(begin)

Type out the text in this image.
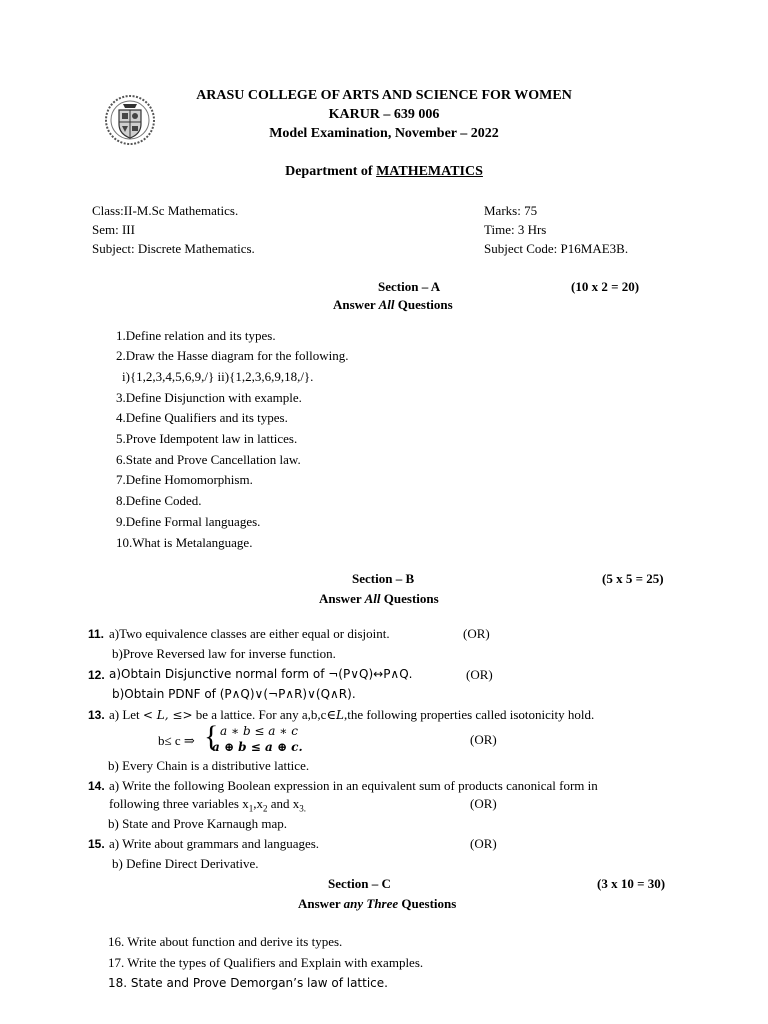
ARASU COLLEGE OF ARTS AND SCIENCE FOR WOMEN
KARUR – 639 006
Model Examination, November – 2022
Department of MATHEMATICS
Class:II-M.Sc Mathematics.	Marks: 75
Sem: III	Time: 3 Hrs
Subject: Discrete Mathematics.	Subject Code: P16MAE3B.
Section – A	(10 x 2 = 20)
Answer All Questions
1.Define relation and its types.
2.Draw the Hasse diagram for the following.
i){1,2,3,4,5,6,9,/} ii){1,2,3,6,9,18,/}.
3.Define Disjunction with example.
4.Define Qualifiers and its types.
5.Prove Idempotent law in lattices.
6.State and Prove Cancellation law.
7.Define Homomorphism.
8.Define Coded.
9.Define Formal languages.
10.What is Metalanguage.
Section – B	(5 x 5 = 25)
Answer All Questions
11. a)Two equivalence classes are either equal or disjoint.	(OR)
b)Prove Reversed law for inverse function.
12. a)Obtain Disjunctive normal form of ¬(P∨Q)↔P∧Q.	(OR)
b)Obtain PDNF of (P∧Q)∨(¬P∧R)∨(Q∧R).
13. a) Let < L, ≤> be a lattice. For any a,b,c∈L,the following properties called isotonicity hold.
b≤ c ⇒ { a ∗ b ≤ a ∗ c
a ⊕ b ≤ a ⊕ c.	(OR)
b) Every Chain is a distributive lattice.
14. a) Write the following Boolean expression in an equivalent sum of products canonical form in
following three variables $x_1,x_2$ and $x_{3.}$	(OR)
b) State and Prove Karnaugh map.
15. a) Write about grammars and languages.	(OR)
b) Define Direct Derivative.
Section – C	(3 x 10 = 30)
Answer any Three Questions
16. Write about function and derive its types.
17. Write the types of Qualifiers and Explain with examples.
18. State and Prove Demorgan’s law of lattice.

(end)

## WRITTEN REQUEST
Without including any pictures, output all the entries above exactly.

## ANSWER TO THE PROBLEM
Type out the text in this image.
ARASU COLLEGE OF ARTS AND SCIENCE FOR WOMEN
KARUR – 639 006
Model Examination, November – 2022
Department of MATHEMATICS
Class:II-M.Sc Mathematics.	Marks: 75
Sem: III	Time: 3 Hrs
Subject: Discrete Mathematics.	Subject Code: P16MAE3B.
Section – A	(10 x 2 = 20)
Answer All Questions
1.Define relation and its types.
2.Draw the Hasse diagram for the following.
i){1,2,3,4,5,6,9,/} ii){1,2,3,6,9,18,/}.
3.Define Disjunction with example.
4.Define Qualifiers and its types.
5.Prove Idempotent law in lattices.
6.State and Prove Cancellation law.
7.Define Homomorphism.
8.Define Coded.
9.Define Formal languages.
10.What is Metalanguage.
Section – B	(5 x 5 = 25)
Answer All Questions
11. a)Two equivalence classes are either equal or disjoint.	(OR)
b)Prove Reversed law for inverse function.
12. a)Obtain Disjunctive normal form of ¬(P∨Q)↔P∧Q.	(OR)
b)Obtain PDNF of (P∧Q)∨(¬P∧R)∨(Q∧R).
13. a) Let < L, ≤> be a lattice. For any a,b,c∈L,the following properties called isotonicity hold.
b≤ c ⇒ { a ∗ b ≤ a ∗ c
a ⊕ b ≤ a ⊕ c.	(OR)
b) Every Chain is a distributive lattice.
14. a) Write the following Boolean expression in an equivalent sum of products canonical form in
following three variables $x_1,x_2$ and $x_{3.}$	(OR)
b) State and Prove Karnaugh map.
15. a) Write about grammars and languages.	(OR)
b) Define Direct Derivative.
Section – C	(3 x 10 = 30)
Answer any Three Questions
16. Write about function and derive its types.
17. Write the types of Qualifiers and Explain with examples.
18. State and Prove Demorgan’s law of lattice.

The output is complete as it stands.